Task details
Copy the records below exactly, omitting any pictures they contain.

|---|

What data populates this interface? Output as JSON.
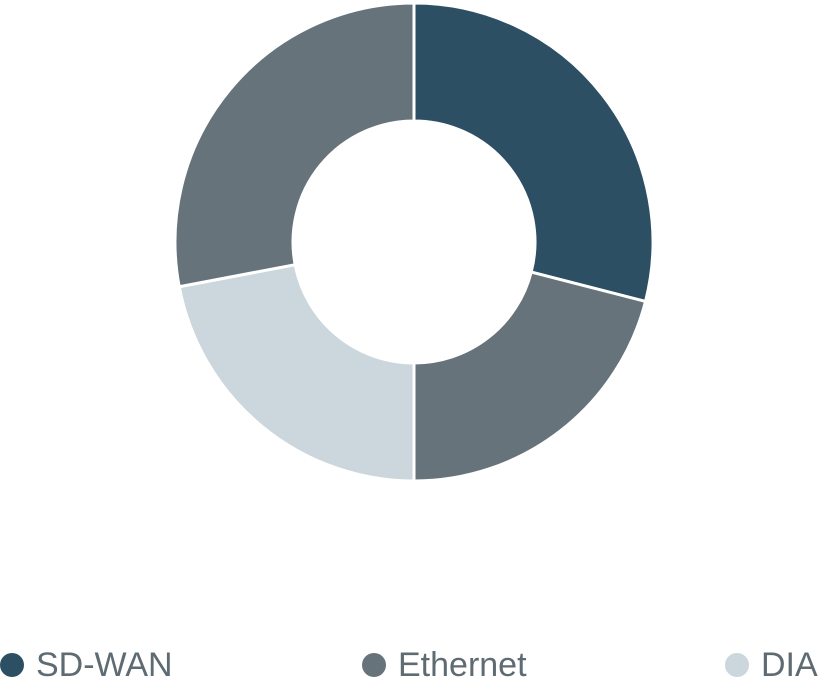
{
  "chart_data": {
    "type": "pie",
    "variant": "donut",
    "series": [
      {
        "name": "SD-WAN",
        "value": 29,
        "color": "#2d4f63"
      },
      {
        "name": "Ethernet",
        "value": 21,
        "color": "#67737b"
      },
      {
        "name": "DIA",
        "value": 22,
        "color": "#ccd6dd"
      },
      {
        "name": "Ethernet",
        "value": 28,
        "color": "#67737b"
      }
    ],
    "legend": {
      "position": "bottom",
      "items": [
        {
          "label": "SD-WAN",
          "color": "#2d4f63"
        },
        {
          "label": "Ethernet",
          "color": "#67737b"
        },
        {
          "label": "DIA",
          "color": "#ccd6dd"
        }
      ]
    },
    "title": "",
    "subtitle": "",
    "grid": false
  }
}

|---|

Full response
What data populates this interface? Output as JSON.
{
  "chart_data": {
    "type": "pie",
    "variant": "donut",
    "series": [
      {
        "name": "SD-WAN",
        "value": 29,
        "color": "#2d4f63"
      },
      {
        "name": "Ethernet",
        "value": 21,
        "color": "#67737b"
      },
      {
        "name": "DIA",
        "value": 22,
        "color": "#ccd6dd"
      },
      {
        "name": "Ethernet",
        "value": 28,
        "color": "#67737b"
      }
    ],
    "legend": {
      "position": "bottom",
      "items": [
        {
          "label": "SD-WAN",
          "color": "#2d4f63"
        },
        {
          "label": "Ethernet",
          "color": "#67737b"
        },
        {
          "label": "DIA",
          "color": "#ccd6dd"
        }
      ]
    },
    "title": "",
    "subtitle": "",
    "grid": false
  }
}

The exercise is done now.